[Written problem]: Retype the records below exactly as they appear, but leave out any pictures.
***
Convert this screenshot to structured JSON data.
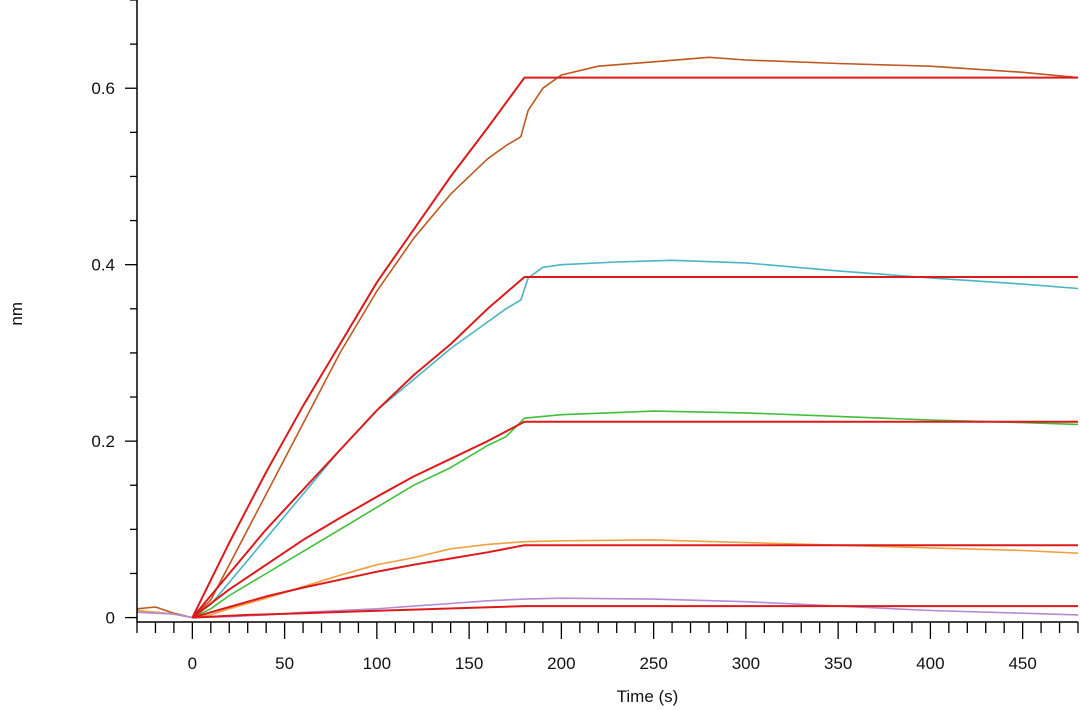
{
  "chart_data": {
    "type": "line",
    "title": "",
    "xlabel": "Time (s)",
    "ylabel": "nm",
    "xlim": [
      -30,
      480
    ],
    "ylim": [
      -0.005,
      0.7
    ],
    "x_ticks": [
      0,
      50,
      100,
      150,
      200,
      250,
      300,
      350,
      400,
      450
    ],
    "x_tick_labels": [
      "0",
      "50",
      "100",
      "150",
      "200",
      "250",
      "300",
      "350",
      "400",
      "450"
    ],
    "y_ticks": [
      0,
      0.2,
      0.4,
      0.6
    ],
    "y_tick_labels": [
      "0",
      "0.2",
      "0.4",
      "0.6"
    ],
    "grid": false,
    "legend": "none",
    "series": [
      {
        "role": "measured",
        "color": "#c0581f",
        "x": [
          -30,
          -20,
          -10,
          0,
          10,
          20,
          40,
          60,
          80,
          100,
          120,
          140,
          160,
          170,
          178,
          180,
          182,
          190,
          200,
          220,
          250,
          280,
          300,
          350,
          400,
          450,
          480
        ],
        "y": [
          0.01,
          0.012,
          0.005,
          0.0,
          0.02,
          0.06,
          0.14,
          0.22,
          0.3,
          0.37,
          0.43,
          0.48,
          0.52,
          0.535,
          0.545,
          0.56,
          0.575,
          0.6,
          0.615,
          0.625,
          0.63,
          0.635,
          0.632,
          0.628,
          0.625,
          0.618,
          0.612
        ]
      },
      {
        "role": "fit",
        "color": "#dd1a1a",
        "x": [
          0,
          20,
          40,
          60,
          80,
          100,
          120,
          140,
          160,
          180,
          480
        ],
        "y": [
          0.0,
          0.085,
          0.165,
          0.24,
          0.31,
          0.38,
          0.44,
          0.5,
          0.555,
          0.612,
          0.612
        ]
      },
      {
        "role": "measured",
        "color": "#4ab5c4",
        "x": [
          -30,
          -10,
          0,
          10,
          20,
          40,
          60,
          80,
          100,
          120,
          140,
          160,
          170,
          178,
          182,
          190,
          200,
          230,
          260,
          300,
          350,
          400,
          450,
          480
        ],
        "y": [
          0.008,
          0.004,
          0.0,
          0.015,
          0.04,
          0.09,
          0.14,
          0.19,
          0.235,
          0.27,
          0.305,
          0.335,
          0.35,
          0.36,
          0.385,
          0.397,
          0.4,
          0.403,
          0.405,
          0.402,
          0.393,
          0.385,
          0.378,
          0.373
        ]
      },
      {
        "role": "fit",
        "color": "#dd1a1a",
        "x": [
          0,
          20,
          40,
          60,
          80,
          100,
          120,
          140,
          160,
          180,
          480
        ],
        "y": [
          0.0,
          0.05,
          0.1,
          0.145,
          0.19,
          0.235,
          0.275,
          0.31,
          0.35,
          0.386,
          0.386
        ]
      },
      {
        "role": "measured",
        "color": "#3fbf3a",
        "x": [
          -30,
          -10,
          0,
          10,
          20,
          40,
          60,
          80,
          100,
          120,
          140,
          160,
          170,
          180,
          200,
          250,
          300,
          350,
          400,
          450,
          480
        ],
        "y": [
          0.008,
          0.004,
          0.0,
          0.01,
          0.025,
          0.05,
          0.075,
          0.1,
          0.125,
          0.15,
          0.17,
          0.195,
          0.205,
          0.226,
          0.23,
          0.234,
          0.232,
          0.228,
          0.224,
          0.221,
          0.219
        ]
      },
      {
        "role": "fit",
        "color": "#dd1a1a",
        "x": [
          0,
          20,
          40,
          60,
          80,
          100,
          120,
          140,
          160,
          180,
          480
        ],
        "y": [
          0.0,
          0.032,
          0.06,
          0.088,
          0.113,
          0.137,
          0.16,
          0.18,
          0.2,
          0.222,
          0.222
        ]
      },
      {
        "role": "measured",
        "color": "#f0a142",
        "x": [
          -30,
          -10,
          0,
          10,
          20,
          40,
          60,
          80,
          100,
          120,
          140,
          160,
          180,
          200,
          250,
          300,
          350,
          400,
          450,
          480
        ],
        "y": [
          0.008,
          0.004,
          0.0,
          0.003,
          0.01,
          0.022,
          0.035,
          0.048,
          0.06,
          0.068,
          0.078,
          0.083,
          0.086,
          0.087,
          0.088,
          0.085,
          0.082,
          0.079,
          0.076,
          0.073
        ]
      },
      {
        "role": "fit",
        "color": "#dd1a1a",
        "x": [
          0,
          20,
          40,
          60,
          80,
          100,
          120,
          140,
          160,
          180,
          480
        ],
        "y": [
          0.0,
          0.012,
          0.024,
          0.034,
          0.043,
          0.052,
          0.06,
          0.067,
          0.074,
          0.082,
          0.082
        ]
      },
      {
        "role": "measured",
        "color": "#b58ad6",
        "x": [
          -30,
          -10,
          0,
          20,
          40,
          60,
          80,
          100,
          120,
          140,
          160,
          180,
          200,
          250,
          300,
          350,
          400,
          450,
          480
        ],
        "y": [
          0.006,
          0.004,
          0.0,
          0.001,
          0.003,
          0.006,
          0.008,
          0.01,
          0.013,
          0.016,
          0.019,
          0.021,
          0.022,
          0.021,
          0.018,
          0.013,
          0.008,
          0.005,
          0.003
        ]
      },
      {
        "role": "fit",
        "color": "#dd1a1a",
        "x": [
          0,
          30,
          60,
          90,
          120,
          150,
          180,
          480
        ],
        "y": [
          0.0,
          0.003,
          0.005,
          0.007,
          0.009,
          0.011,
          0.013,
          0.013
        ]
      }
    ]
  }
}
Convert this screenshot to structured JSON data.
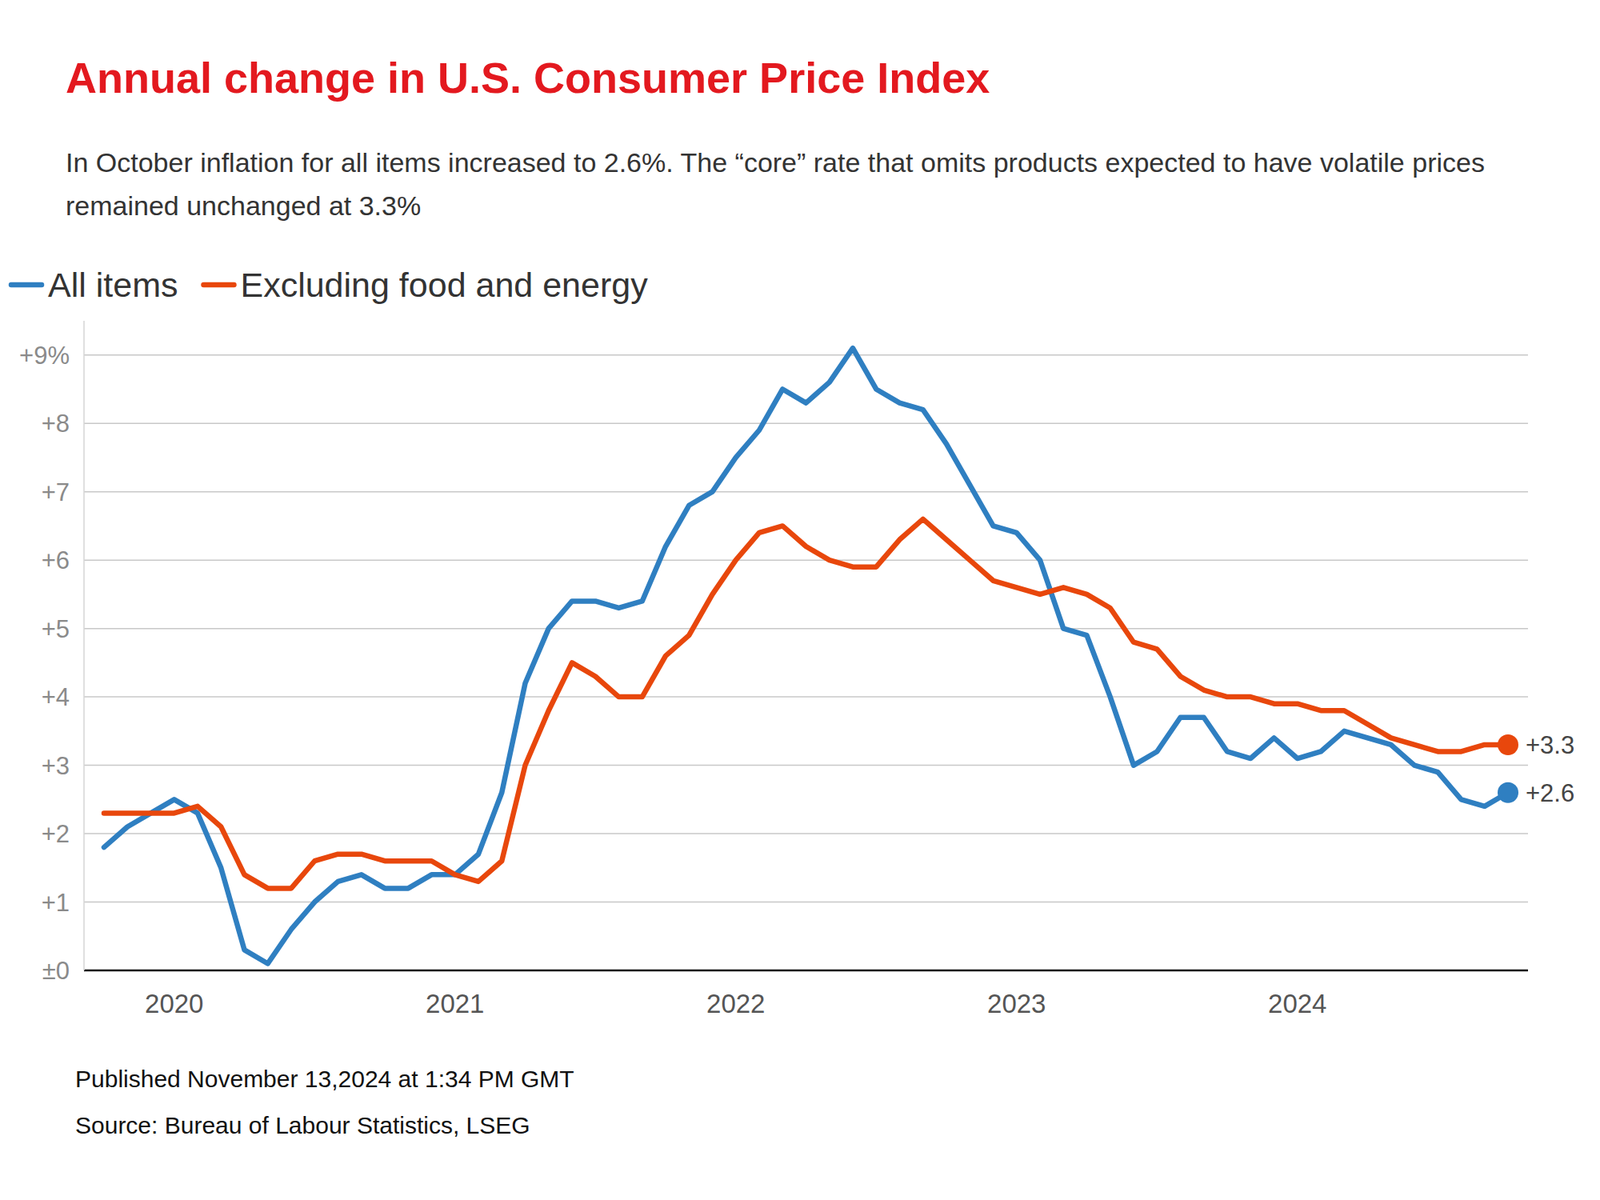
***
[Answer to the exercise]:
Convert this screenshot to structured JSON data.
{
  "chart_data": {
    "type": "line",
    "title": "",
    "xlabel": "Time (s)",
    "ylabel": "nm",
    "xlim": [
      -30,
      480
    ],
    "ylim": [
      -0.005,
      0.7
    ],
    "x_ticks": [
      0,
      50,
      100,
      150,
      200,
      250,
      300,
      350,
      400,
      450
    ],
    "x_tick_labels": [
      "0",
      "50",
      "100",
      "150",
      "200",
      "250",
      "300",
      "350",
      "400",
      "450"
    ],
    "y_ticks": [
      0,
      0.2,
      0.4,
      0.6
    ],
    "y_tick_labels": [
      "0",
      "0.2",
      "0.4",
      "0.6"
    ],
    "grid": false,
    "legend": "none",
    "series": [
      {
        "role": "measured",
        "color": "#c0581f",
        "x": [
          -30,
          -20,
          -10,
          0,
          10,
          20,
          40,
          60,
          80,
          100,
          120,
          140,
          160,
          170,
          178,
          180,
          182,
          190,
          200,
          220,
          250,
          280,
          300,
          350,
          400,
          450,
          480
        ],
        "y": [
          0.01,
          0.012,
          0.005,
          0.0,
          0.02,
          0.06,
          0.14,
          0.22,
          0.3,
          0.37,
          0.43,
          0.48,
          0.52,
          0.535,
          0.545,
          0.56,
          0.575,
          0.6,
          0.615,
          0.625,
          0.63,
          0.635,
          0.632,
          0.628,
          0.625,
          0.618,
          0.612
        ]
      },
      {
        "role": "fit",
        "color": "#dd1a1a",
        "x": [
          0,
          20,
          40,
          60,
          80,
          100,
          120,
          140,
          160,
          180,
          480
        ],
        "y": [
          0.0,
          0.085,
          0.165,
          0.24,
          0.31,
          0.38,
          0.44,
          0.5,
          0.555,
          0.612,
          0.612
        ]
      },
      {
        "role": "measured",
        "color": "#4ab5c4",
        "x": [
          -30,
          -10,
          0,
          10,
          20,
          40,
          60,
          80,
          100,
          120,
          140,
          160,
          170,
          178,
          182,
          190,
          200,
          230,
          260,
          300,
          350,
          400,
          450,
          480
        ],
        "y": [
          0.008,
          0.004,
          0.0,
          0.015,
          0.04,
          0.09,
          0.14,
          0.19,
          0.235,
          0.27,
          0.305,
          0.335,
          0.35,
          0.36,
          0.385,
          0.397,
          0.4,
          0.403,
          0.405,
          0.402,
          0.393,
          0.385,
          0.378,
          0.373
        ]
      },
      {
        "role": "fit",
        "color": "#dd1a1a",
        "x": [
          0,
          20,
          40,
          60,
          80,
          100,
          120,
          140,
          160,
          180,
          480
        ],
        "y": [
          0.0,
          0.05,
          0.1,
          0.145,
          0.19,
          0.235,
          0.275,
          0.31,
          0.35,
          0.386,
          0.386
        ]
      },
      {
        "role": "measured",
        "color": "#3fbf3a",
        "x": [
          -30,
          -10,
          0,
          10,
          20,
          40,
          60,
          80,
          100,
          120,
          140,
          160,
          170,
          180,
          200,
          250,
          300,
          350,
          400,
          450,
          480
        ],
        "y": [
          0.008,
          0.004,
          0.0,
          0.01,
          0.025,
          0.05,
          0.075,
          0.1,
          0.125,
          0.15,
          0.17,
          0.195,
          0.205,
          0.226,
          0.23,
          0.234,
          0.232,
          0.228,
          0.224,
          0.221,
          0.219
        ]
      },
      {
        "role": "fit",
        "color": "#dd1a1a",
        "x": [
          0,
          20,
          40,
          60,
          80,
          100,
          120,
          140,
          160,
          180,
          480
        ],
        "y": [
          0.0,
          0.032,
          0.06,
          0.088,
          0.113,
          0.137,
          0.16,
          0.18,
          0.2,
          0.222,
          0.222
        ]
      },
      {
        "role": "measured",
        "color": "#f0a142",
        "x": [
          -30,
          -10,
          0,
          10,
          20,
          40,
          60,
          80,
          100,
          120,
          140,
          160,
          180,
          200,
          250,
          300,
          350,
          400,
          450,
          480
        ],
        "y": [
          0.008,
          0.004,
          0.0,
          0.003,
          0.01,
          0.022,
          0.035,
          0.048,
          0.06,
          0.068,
          0.078,
          0.083,
          0.086,
          0.087,
          0.088,
          0.085,
          0.082,
          0.079,
          0.076,
          0.073
        ]
      },
      {
        "role": "fit",
        "color": "#dd1a1a",
        "x": [
          0,
          20,
          40,
          60,
          80,
          100,
          120,
          140,
          160,
          180,
          480
        ],
        "y": [
          0.0,
          0.012,
          0.024,
          0.034,
          0.043,
          0.052,
          0.06,
          0.067,
          0.074,
          0.082,
          0.082
        ]
      },
      {
        "role": "measured",
        "color": "#b58ad6",
        "x": [
          -30,
          -10,
          0,
          20,
          40,
          60,
          80,
          100,
          120,
          140,
          160,
          180,
          200,
          250,
          300,
          350,
          400,
          450,
          480
        ],
        "y": [
          0.006,
          0.004,
          0.0,
          0.001,
          0.003,
          0.006,
          0.008,
          0.01,
          0.013,
          0.016,
          0.019,
          0.021,
          0.022,
          0.021,
          0.018,
          0.013,
          0.008,
          0.005,
          0.003
        ]
      },
      {
        "role": "fit",
        "color": "#dd1a1a",
        "x": [
          0,
          30,
          60,
          90,
          120,
          150,
          180,
          480
        ],
        "y": [
          0.0,
          0.003,
          0.005,
          0.007,
          0.009,
          0.011,
          0.013,
          0.013
        ]
      }
    ]
  }
}
Convert this screenshot to structured JSON data.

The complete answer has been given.